* **AVAILABLE RECORDS**:
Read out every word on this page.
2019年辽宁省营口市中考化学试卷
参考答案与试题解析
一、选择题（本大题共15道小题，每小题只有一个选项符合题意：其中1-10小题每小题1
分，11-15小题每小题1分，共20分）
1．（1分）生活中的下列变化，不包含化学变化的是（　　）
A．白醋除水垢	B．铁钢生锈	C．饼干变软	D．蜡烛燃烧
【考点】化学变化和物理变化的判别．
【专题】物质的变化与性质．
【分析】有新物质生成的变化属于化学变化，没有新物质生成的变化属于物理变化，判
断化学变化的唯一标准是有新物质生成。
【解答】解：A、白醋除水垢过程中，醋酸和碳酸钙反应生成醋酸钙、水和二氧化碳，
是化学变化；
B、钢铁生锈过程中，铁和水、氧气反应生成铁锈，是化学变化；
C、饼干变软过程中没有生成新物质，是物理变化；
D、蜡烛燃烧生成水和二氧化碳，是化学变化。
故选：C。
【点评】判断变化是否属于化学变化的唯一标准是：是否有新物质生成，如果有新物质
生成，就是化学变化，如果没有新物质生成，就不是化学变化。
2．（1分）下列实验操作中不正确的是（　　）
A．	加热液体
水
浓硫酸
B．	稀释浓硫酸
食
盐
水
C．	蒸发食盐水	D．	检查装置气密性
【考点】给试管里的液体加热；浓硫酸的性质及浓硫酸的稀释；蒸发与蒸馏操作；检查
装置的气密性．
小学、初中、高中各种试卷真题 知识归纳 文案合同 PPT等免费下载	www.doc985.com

* **AIM OF THE TASK**: Take the entries and copy them out exactly.

* **ANSWER TO THIS TASK**:
Read out every word on this page.
2019年辽宁省营口市中考化学试卷
参考答案与试题解析
一、选择题（本大题共15道小题，每小题只有一个选项符合题意：其中1-10小题每小题1
分，11-15小题每小题1分，共20分）
1．（1分）生活中的下列变化，不包含化学变化的是（　　）
A．白醋除水垢	B．铁钢生锈	C．饼干变软	D．蜡烛燃烧
【考点】化学变化和物理变化的判别．
【专题】物质的变化与性质．
【分析】有新物质生成的变化属于化学变化，没有新物质生成的变化属于物理变化，判
断化学变化的唯一标准是有新物质生成。
【解答】解：A、白醋除水垢过程中，醋酸和碳酸钙反应生成醋酸钙、水和二氧化碳，
是化学变化；
B、钢铁生锈过程中，铁和水、氧气反应生成铁锈，是化学变化；
C、饼干变软过程中没有生成新物质，是物理变化；
D、蜡烛燃烧生成水和二氧化碳，是化学变化。
故选：C。
【点评】判断变化是否属于化学变化的唯一标准是：是否有新物质生成，如果有新物质
生成，就是化学变化，如果没有新物质生成，就不是化学变化。
2．（1分）下列实验操作中不正确的是（　　）
A．	加热液体
水
浓硫酸
B．	稀释浓硫酸
食
盐
水
C．	蒸发食盐水	D．	检查装置气密性
【考点】给试管里的液体加热；浓硫酸的性质及浓硫酸的稀释；蒸发与蒸馏操作；检查
装置的气密性．
小学、初中、高中各种试卷真题 知识归纳 文案合同 PPT等免费下载	www.doc985.com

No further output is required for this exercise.